__Dataset records__.
-*-*-

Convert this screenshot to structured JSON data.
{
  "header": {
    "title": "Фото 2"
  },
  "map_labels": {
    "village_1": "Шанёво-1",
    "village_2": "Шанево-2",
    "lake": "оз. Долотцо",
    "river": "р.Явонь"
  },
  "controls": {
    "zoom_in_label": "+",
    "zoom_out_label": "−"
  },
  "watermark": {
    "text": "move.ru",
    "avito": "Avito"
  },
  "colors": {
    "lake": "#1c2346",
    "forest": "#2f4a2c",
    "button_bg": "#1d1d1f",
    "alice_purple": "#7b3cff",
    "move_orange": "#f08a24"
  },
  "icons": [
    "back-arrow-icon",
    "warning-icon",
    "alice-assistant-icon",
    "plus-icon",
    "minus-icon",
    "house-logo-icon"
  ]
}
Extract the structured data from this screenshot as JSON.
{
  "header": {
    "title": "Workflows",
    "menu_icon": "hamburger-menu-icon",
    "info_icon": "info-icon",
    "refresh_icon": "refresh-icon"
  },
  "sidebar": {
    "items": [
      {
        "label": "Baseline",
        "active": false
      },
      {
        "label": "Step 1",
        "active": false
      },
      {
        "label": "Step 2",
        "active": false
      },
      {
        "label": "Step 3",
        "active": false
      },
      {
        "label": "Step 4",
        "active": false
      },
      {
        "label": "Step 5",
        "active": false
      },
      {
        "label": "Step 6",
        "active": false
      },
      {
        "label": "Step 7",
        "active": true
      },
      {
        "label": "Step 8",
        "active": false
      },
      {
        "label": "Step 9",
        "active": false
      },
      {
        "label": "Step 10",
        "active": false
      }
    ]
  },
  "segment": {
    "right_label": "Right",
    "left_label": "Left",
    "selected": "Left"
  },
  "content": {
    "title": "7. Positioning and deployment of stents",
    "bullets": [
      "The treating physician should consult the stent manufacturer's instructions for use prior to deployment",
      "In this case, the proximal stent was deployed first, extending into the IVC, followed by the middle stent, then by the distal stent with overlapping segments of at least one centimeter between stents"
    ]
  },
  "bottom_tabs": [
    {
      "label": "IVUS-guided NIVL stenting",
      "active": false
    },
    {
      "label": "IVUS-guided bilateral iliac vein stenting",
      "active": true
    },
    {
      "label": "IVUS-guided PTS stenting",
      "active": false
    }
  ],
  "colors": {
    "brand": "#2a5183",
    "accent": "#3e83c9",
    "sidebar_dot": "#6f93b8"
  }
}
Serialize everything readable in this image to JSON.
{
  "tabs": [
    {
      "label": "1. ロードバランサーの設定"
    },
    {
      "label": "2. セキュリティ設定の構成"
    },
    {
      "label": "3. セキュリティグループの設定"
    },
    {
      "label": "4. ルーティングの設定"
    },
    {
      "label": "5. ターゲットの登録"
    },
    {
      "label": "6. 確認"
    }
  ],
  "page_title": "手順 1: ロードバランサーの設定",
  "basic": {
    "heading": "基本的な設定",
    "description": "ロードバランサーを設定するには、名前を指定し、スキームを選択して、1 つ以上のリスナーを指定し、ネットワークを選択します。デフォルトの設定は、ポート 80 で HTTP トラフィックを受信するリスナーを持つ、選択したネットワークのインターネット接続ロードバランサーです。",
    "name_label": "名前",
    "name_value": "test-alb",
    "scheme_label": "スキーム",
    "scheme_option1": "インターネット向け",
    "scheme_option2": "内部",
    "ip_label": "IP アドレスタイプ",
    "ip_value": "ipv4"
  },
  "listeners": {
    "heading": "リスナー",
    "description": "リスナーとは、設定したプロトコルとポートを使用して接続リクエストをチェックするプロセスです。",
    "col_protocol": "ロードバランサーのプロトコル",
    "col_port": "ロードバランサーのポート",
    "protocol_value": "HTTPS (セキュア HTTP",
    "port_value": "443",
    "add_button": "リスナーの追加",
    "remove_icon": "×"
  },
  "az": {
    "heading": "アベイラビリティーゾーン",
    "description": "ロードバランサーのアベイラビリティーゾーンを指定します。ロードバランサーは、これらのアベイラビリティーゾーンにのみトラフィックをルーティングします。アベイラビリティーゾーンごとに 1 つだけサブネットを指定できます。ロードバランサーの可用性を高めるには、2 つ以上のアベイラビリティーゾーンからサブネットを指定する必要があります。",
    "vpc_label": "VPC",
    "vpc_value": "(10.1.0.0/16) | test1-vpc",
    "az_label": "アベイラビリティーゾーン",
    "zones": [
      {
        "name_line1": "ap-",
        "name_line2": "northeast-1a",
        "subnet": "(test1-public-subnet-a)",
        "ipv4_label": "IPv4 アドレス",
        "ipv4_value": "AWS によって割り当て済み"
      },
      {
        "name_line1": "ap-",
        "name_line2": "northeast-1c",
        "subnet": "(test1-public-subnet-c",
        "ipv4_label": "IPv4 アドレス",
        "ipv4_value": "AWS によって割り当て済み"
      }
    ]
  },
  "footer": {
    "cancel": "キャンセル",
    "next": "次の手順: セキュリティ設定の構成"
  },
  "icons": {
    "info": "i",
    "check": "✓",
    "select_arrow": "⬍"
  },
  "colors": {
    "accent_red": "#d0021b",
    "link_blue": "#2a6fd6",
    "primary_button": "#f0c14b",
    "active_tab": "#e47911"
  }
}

-*-*-

__STATED EXERCISE__. Working from the material above, retype it in its entirety without change.

__THE SOLUTION__.
Convert this screenshot to structured JSON data.
{
  "header": {
    "title": "Фото 2"
  },
  "map_labels": {
    "village_1": "Шанёво-1",
    "village_2": "Шанево-2",
    "lake": "оз. Долотцо",
    "river": "р.Явонь"
  },
  "controls": {
    "zoom_in_label": "+",
    "zoom_out_label": "−"
  },
  "watermark": {
    "text": "move.ru",
    "avito": "Avito"
  },
  "colors": {
    "lake": "#1c2346",
    "forest": "#2f4a2c",
    "button_bg": "#1d1d1f",
    "alice_purple": "#7b3cff",
    "move_orange": "#f08a24"
  },
  "icons": [
    "back-arrow-icon",
    "warning-icon",
    "alice-assistant-icon",
    "plus-icon",
    "minus-icon",
    "house-logo-icon"
  ]
}
Extract the structured data from this screenshot as JSON.
{
  "header": {
    "title": "Workflows",
    "menu_icon": "hamburger-menu-icon",
    "info_icon": "info-icon",
    "refresh_icon": "refresh-icon"
  },
  "sidebar": {
    "items": [
      {
        "label": "Baseline",
        "active": false
      },
      {
        "label": "Step 1",
        "active": false
      },
      {
        "label": "Step 2",
        "active": false
      },
      {
        "label": "Step 3",
        "active": false
      },
      {
        "label": "Step 4",
        "active": false
      },
      {
        "label": "Step 5",
        "active": false
      },
      {
        "label": "Step 6",
        "active": false
      },
      {
        "label": "Step 7",
        "active": true
      },
      {
        "label": "Step 8",
        "active": false
      },
      {
        "label": "Step 9",
        "active": false
      },
      {
        "label": "Step 10",
        "active": false
      }
    ]
  },
  "segment": {
    "right_label": "Right",
    "left_label": "Left",
    "selected": "Left"
  },
  "content": {
    "title": "7. Positioning and deployment of stents",
    "bullets": [
      "The treating physician should consult the stent manufacturer's instructions for use prior to deployment",
      "In this case, the proximal stent was deployed first, extending into the IVC, followed by the middle stent, then by the distal stent with overlapping segments of at least one centimeter between stents"
    ]
  },
  "bottom_tabs": [
    {
      "label": "IVUS-guided NIVL stenting",
      "active": false
    },
    {
      "label": "IVUS-guided bilateral iliac vein stenting",
      "active": true
    },
    {
      "label": "IVUS-guided PTS stenting",
      "active": false
    }
  ],
  "colors": {
    "brand": "#2a5183",
    "accent": "#3e83c9",
    "sidebar_dot": "#6f93b8"
  }
}
Serialize everything readable in this image to JSON.
{
  "tabs": [
    {
      "label": "1. ロードバランサーの設定"
    },
    {
      "label": "2. セキュリティ設定の構成"
    },
    {
      "label": "3. セキュリティグループの設定"
    },
    {
      "label": "4. ルーティングの設定"
    },
    {
      "label": "5. ターゲットの登録"
    },
    {
      "label": "6. 確認"
    }
  ],
  "page_title": "手順 1: ロードバランサーの設定",
  "basic": {
    "heading": "基本的な設定",
    "description": "ロードバランサーを設定するには、名前を指定し、スキームを選択して、1 つ以上のリスナーを指定し、ネットワークを選択します。デフォルトの設定は、ポート 80 で HTTP トラフィックを受信するリスナーを持つ、選択したネットワークのインターネット接続ロードバランサーです。",
    "name_label": "名前",
    "name_value": "test-alb",
    "scheme_label": "スキーム",
    "scheme_option1": "インターネット向け",
    "scheme_option2": "内部",
    "ip_label": "IP アドレスタイプ",
    "ip_value": "ipv4"
  },
  "listeners": {
    "heading": "リスナー",
    "description": "リスナーとは、設定したプロトコルとポートを使用して接続リクエストをチェックするプロセスです。",
    "col_protocol": "ロードバランサーのプロトコル",
    "col_port": "ロードバランサーのポート",
    "protocol_value": "HTTPS (セキュア HTTP",
    "port_value": "443",
    "add_button": "リスナーの追加",
    "remove_icon": "×"
  },
  "az": {
    "heading": "アベイラビリティーゾーン",
    "description": "ロードバランサーのアベイラビリティーゾーンを指定します。ロードバランサーは、これらのアベイラビリティーゾーンにのみトラフィックをルーティングします。アベイラビリティーゾーンごとに 1 つだけサブネットを指定できます。ロードバランサーの可用性を高めるには、2 つ以上のアベイラビリティーゾーンからサブネットを指定する必要があります。",
    "vpc_label": "VPC",
    "vpc_value": "(10.1.0.0/16) | test1-vpc",
    "az_label": "アベイラビリティーゾーン",
    "zones": [
      {
        "name_line1": "ap-",
        "name_line2": "northeast-1a",
        "subnet": "(test1-public-subnet-a)",
        "ipv4_label": "IPv4 アドレス",
        "ipv4_value": "AWS によって割り当て済み"
      },
      {
        "name_line1": "ap-",
        "name_line2": "northeast-1c",
        "subnet": "(test1-public-subnet-c",
        "ipv4_label": "IPv4 アドレス",
        "ipv4_value": "AWS によって割り当て済み"
      }
    ]
  },
  "footer": {
    "cancel": "キャンセル",
    "next": "次の手順: セキュリティ設定の構成"
  },
  "icons": {
    "info": "i",
    "check": "✓",
    "select_arrow": "⬍"
  },
  "colors": {
    "accent_red": "#d0021b",
    "link_blue": "#2a6fd6",
    "primary_button": "#f0c14b",
    "active_tab": "#e47911"
  }
}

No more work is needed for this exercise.